BRIEF:
What must be handed in is the entire listing, exactly as written, with no pictures.

━━━━━━━━━━━━━━━━━━━━━━━━━━━━━━

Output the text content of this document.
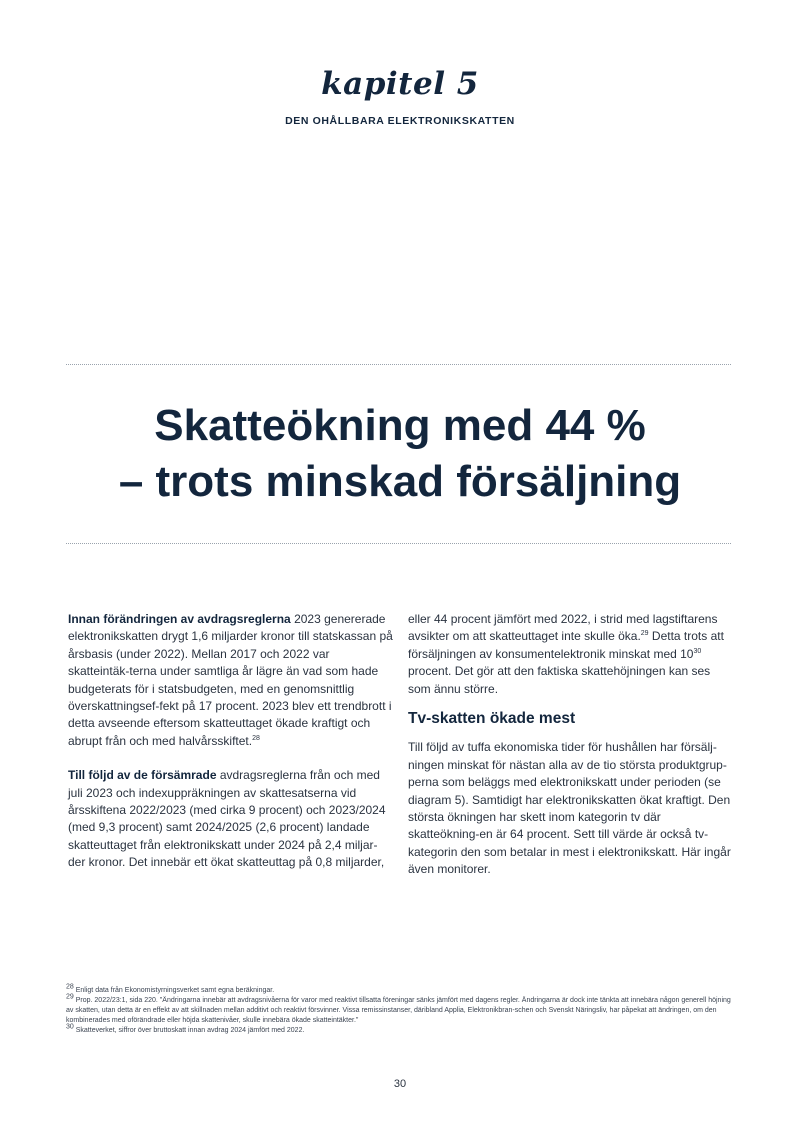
kapitel 5
DEN OHÅLLBARA ELEKTRONIKSKATTEN
Skatteökning med 44 %
– trots minskad försäljning

Innan förändringen av avdragsreglerna 2023 genererade elektronikskatten drygt 1,6 miljarder kronor till statskassan på årsbasis (under 2022). Mellan 2017 och 2022 var skatteintäk-terna under samtliga år lägre än vad som hade budgeterats för i statsbudgeten, med en genomsnittlig överskattningsef-fekt på 17 procent. 2023 blev ett trendbrott i detta avseende eftersom skatteuttaget ökade kraftigt och abrupt från och med halvårsskiftet.$^{28}$

Till följd av de försämrade avdragsreglerna från och med juli 2023 och indexuppräkningen av skattesatserna vid årsskiftena 2022/2023 (med cirka 9 procent) och 2023/2024 (med 9,3 procent) samt 2024/2025 (2,6 procent) landade skatteuttaget från elektronikskatt under 2024 på 2,4 miljar-der kronor. Det innebär ett ökat skatteuttag på 0,8 miljarder,

eller 44 procent jämfört med 2022, i strid med lagstiftarens avsikter om att skatteuttaget inte skulle öka.$^{29}$ Detta trots att försäljningen av konsumentelektronik minskat med $10^{30}$ procent. Det gör att den faktiska skattehöjningen kan ses som ännu större.

Tv-skatten ökade mest

Till följd av tuffa ekonomiska tider för hushållen har försälj-ningen minskat för nästan alla av de tio största produktgrup-perna som beläggs med elektronikskatt under perioden (se diagram 5). Samtidigt har elektronikskatten ökat kraftigt. Den största ökningen har skett inom kategorin tv där skatteökning-en är 64 procent. Sett till värde är också tv-kategorin den som betalar in mest i elektronikskatt. Här ingår även monitorer.

$^{28}$ Enligt data från Ekonomistyrningsverket samt egna beräkningar.

$^{29}$ Prop. 2022/23:1, sida 220. "Ändringarna innebär att avdragsnivåerna för varor med reaktivt tillsatta föreningar sänks jämfört med dagens regler. Ändringarna är dock inte tänkta att innebära någon generell höjning av skatten, utan detta är en effekt av att skillnaden mellan additivt och reaktivt försvinner. Vissa remissinstanser, däribland Applia, Elektronikbran-schen och Svenskt Näringsliv, har påpekat att ändringen, om den kombinerades med oförändrade eller höjda skattenivåer, skulle innebära ökade skatteintäkter."

$^{30}$ Skatteverket, siffror över bruttoskatt innan avdrag 2024 jämfört med 2022.

30
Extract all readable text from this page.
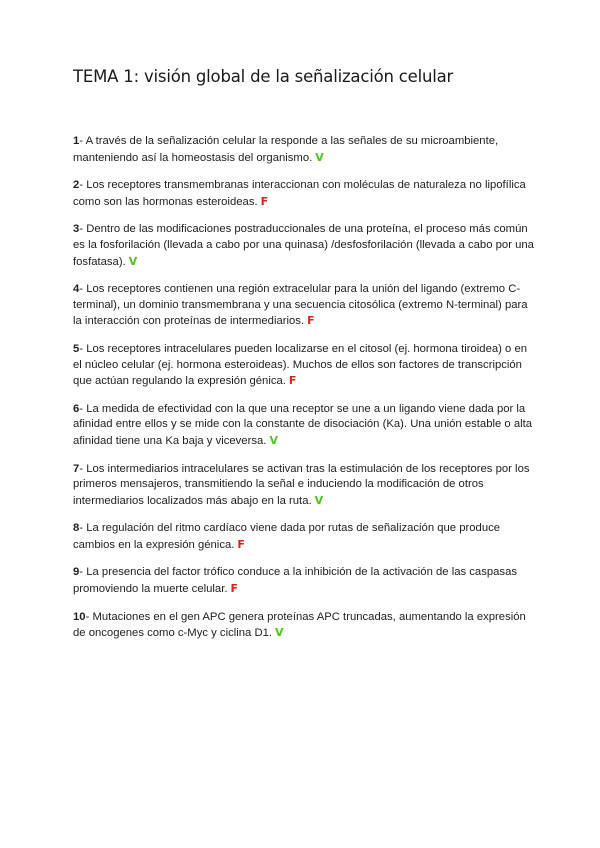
TEMA 1: visión global de la señalización celular
1- A través de la señalización celular la responde a las señales de su microambiente, manteniendo así la homeostasis del organismo. V
2- Los receptores transmembranas interaccionan con moléculas de naturaleza no lipofílica como son las hormonas esteroideas. F
3- Dentro de las modificaciones postraduccionales de una proteína, el proceso más común es la fosforilación (llevada a cabo por una quinasa) /desfosforilación (llevada a cabo por una fosfatasa). V
4- Los receptores contienen una región extracelular para la unión del ligando (extremo C-terminal), un dominio transmembrana y una secuencia citosólica (extremo N-terminal) para la interacción con proteínas de intermediarios. F
5- Los receptores intracelulares pueden localizarse en el citosol (ej. hormona tiroidea) o en el núcleo celular (ej. hormona esteroideas). Muchos de ellos son factores de transcripción que actúan regulando la expresión génica. F
6- La medida de efectividad con la que una receptor se une a un ligando viene dada por la afinidad entre ellos y se mide con la constante de disociación (Ka). Una unión estable o alta afinidad tiene una Ka baja y viceversa. V
7- Los intermediarios intracelulares se activan tras la estimulación de los receptores por los primeros mensajeros, transmitiendo la señal e induciendo la modificación de otros intermediarios localizados más abajo en la ruta. V
8- La regulación del ritmo cardíaco viene dada por rutas de señalización que produce cambios en la expresión génica. F
9- La presencia del factor trófico conduce a la inhibición de la activación de las caspasas promoviendo la muerte celular. F
10- Mutaciones en el gen APC genera proteínas APC truncadas, aumentando la expresión de oncogenes como c-Myc y ciclina D1. V
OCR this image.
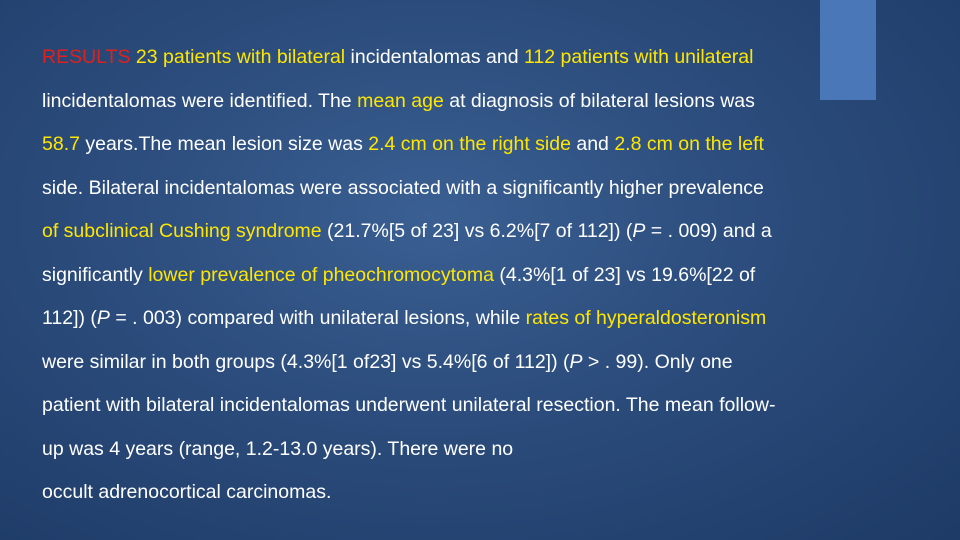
RESULTS 23 patients with bilateral incidentalomas and 112 patients with unilateral
lincidentalomas were identified. The mean age at diagnosis of bilateral lesions was
58.7 years.The mean lesion size was 2.4 cm on the right side and 2.8 cm on the left
side. Bilateral incidentalomas were associated with a significantly higher prevalence
of subclinical Cushing syndrome (21.7%[5 of 23] vs 6.2%[7 of 112]) (P = . 009) and a
significantly lower prevalence of pheochromocytoma (4.3%[1 of 23] vs 19.6%[22 of
112]) (P = . 003) compared with unilateral lesions, while rates of hyperaldosteronism
were similar in both groups (4.3%[1 of23] vs 5.4%[6 of 112]) (P > . 99). Only one
patient with bilateral incidentalomas underwent unilateral resection. The mean follow-
up was 4 years (range, 1.2-13.0 years). There were no
occult adrenocortical carcinomas.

━━━━━━━━━━━━━━━━━━━━━━━━━━━━━━

ANSWER TO THE PROBLEM:
Output the text content of this document.
kapitel 5
DEN OHÅLLBARA ELEKTRONIKSKATTEN
Skatteökning med 44 %
– trots minskad försäljning

Innan förändringen av avdragsreglerna 2023 genererade elektronikskatten drygt 1,6 miljarder kronor till statskassan på årsbasis (under 2022). Mellan 2017 och 2022 var skatteintäk-terna under samtliga år lägre än vad som hade budgeterats för i statsbudgeten, med en genomsnittlig överskattningsef-fekt på 17 procent. 2023 blev ett trendbrott i detta avseende eftersom skatteuttaget ökade kraftigt och abrupt från och med halvårsskiftet.$^{28}$

Till följd av de försämrade avdragsreglerna från och med juli 2023 och indexuppräkningen av skattesatserna vid årsskiftena 2022/2023 (med cirka 9 procent) och 2023/2024 (med 9,3 procent) samt 2024/2025 (2,6 procent) landade skatteuttaget från elektronikskatt under 2024 på 2,4 miljar-der kronor. Det innebär ett ökat skatteuttag på 0,8 miljarder,

eller 44 procent jämfört med 2022, i strid med lagstiftarens avsikter om att skatteuttaget inte skulle öka.$^{29}$ Detta trots att försäljningen av konsumentelektronik minskat med $10^{30}$ procent. Det gör att den faktiska skattehöjningen kan ses som ännu större.

Tv-skatten ökade mest

Till följd av tuffa ekonomiska tider för hushållen har försälj-ningen minskat för nästan alla av de tio största produktgrup-perna som beläggs med elektronikskatt under perioden (se diagram 5). Samtidigt har elektronikskatten ökat kraftigt. Den största ökningen har skett inom kategorin tv där skatteökning-en är 64 procent. Sett till värde är också tv-kategorin den som betalar in mest i elektronikskatt. Här ingår även monitorer.

$^{28}$ Enligt data från Ekonomistyrningsverket samt egna beräkningar.

$^{29}$ Prop. 2022/23:1, sida 220. "Ändringarna innebär att avdragsnivåerna för varor med reaktivt tillsatta föreningar sänks jämfört med dagens regler. Ändringarna är dock inte tänkta att innebära någon generell höjning av skatten, utan detta är en effekt av att skillnaden mellan additivt och reaktivt försvinner. Vissa remissinstanser, däribland Applia, Elektronikbran-schen och Svenskt Näringsliv, har påpekat att ändringen, om den kombinerades med oförändrade eller höjda skattenivåer, skulle innebära ökade skatteintäkter."

$^{30}$ Skatteverket, siffror över bruttoskatt innan avdrag 2024 jämfört med 2022.

30
Extract all readable text from this page.
TEMA 1: visión global de la señalización celular
1- A través de la señalización celular la responde a las señales de su microambiente, manteniendo así la homeostasis del organismo. V
2- Los receptores transmembranas interaccionan con moléculas de naturaleza no lipofílica como son las hormonas esteroideas. F
3- Dentro de las modificaciones postraduccionales de una proteína, el proceso más común es la fosforilación (llevada a cabo por una quinasa) /desfosforilación (llevada a cabo por una fosfatasa). V
4- Los receptores contienen una región extracelular para la unión del ligando (extremo C-terminal), un dominio transmembrana y una secuencia citosólica (extremo N-terminal) para la interacción con proteínas de intermediarios. F
5- Los receptores intracelulares pueden localizarse en el citosol (ej. hormona tiroidea) o en el núcleo celular (ej. hormona esteroideas). Muchos de ellos son factores de transcripción que actúan regulando la expresión génica. F
6- La medida de efectividad con la que una receptor se une a un ligando viene dada por la afinidad entre ellos y se mide con la constante de disociación (Ka). Una unión estable o alta afinidad tiene una Ka baja y viceversa. V
7- Los intermediarios intracelulares se activan tras la estimulación de los receptores por los primeros mensajeros, transmitiendo la señal e induciendo la modificación de otros intermediarios localizados más abajo en la ruta. V
8- La regulación del ritmo cardíaco viene dada por rutas de señalización que produce cambios en la expresión génica. F
9- La presencia del factor trófico conduce a la inhibición de la activación de las caspasas promoviendo la muerte celular. F
10- Mutaciones en el gen APC genera proteínas APC truncadas, aumentando la expresión de oncogenes como c-Myc y ciclina D1. V
OCR this image.
RESULTS 23 patients with bilateral incidentalomas and 112 patients with unilateral
lincidentalomas were identified. The mean age at diagnosis of bilateral lesions was
58.7 years.The mean lesion size was 2.4 cm on the right side and 2.8 cm on the left
side. Bilateral incidentalomas were associated with a significantly higher prevalence
of subclinical Cushing syndrome (21.7%[5 of 23] vs 6.2%[7 of 112]) (P = . 009) and a
significantly lower prevalence of pheochromocytoma (4.3%[1 of 23] vs 19.6%[22 of
112]) (P = . 003) compared with unilateral lesions, while rates of hyperaldosteronism
were similar in both groups (4.3%[1 of23] vs 5.4%[6 of 112]) (P > . 99). Only one
patient with bilateral incidentalomas underwent unilateral resection. The mean follow-
up was 4 years (range, 1.2-13.0 years). There were no
occult adrenocortical carcinomas.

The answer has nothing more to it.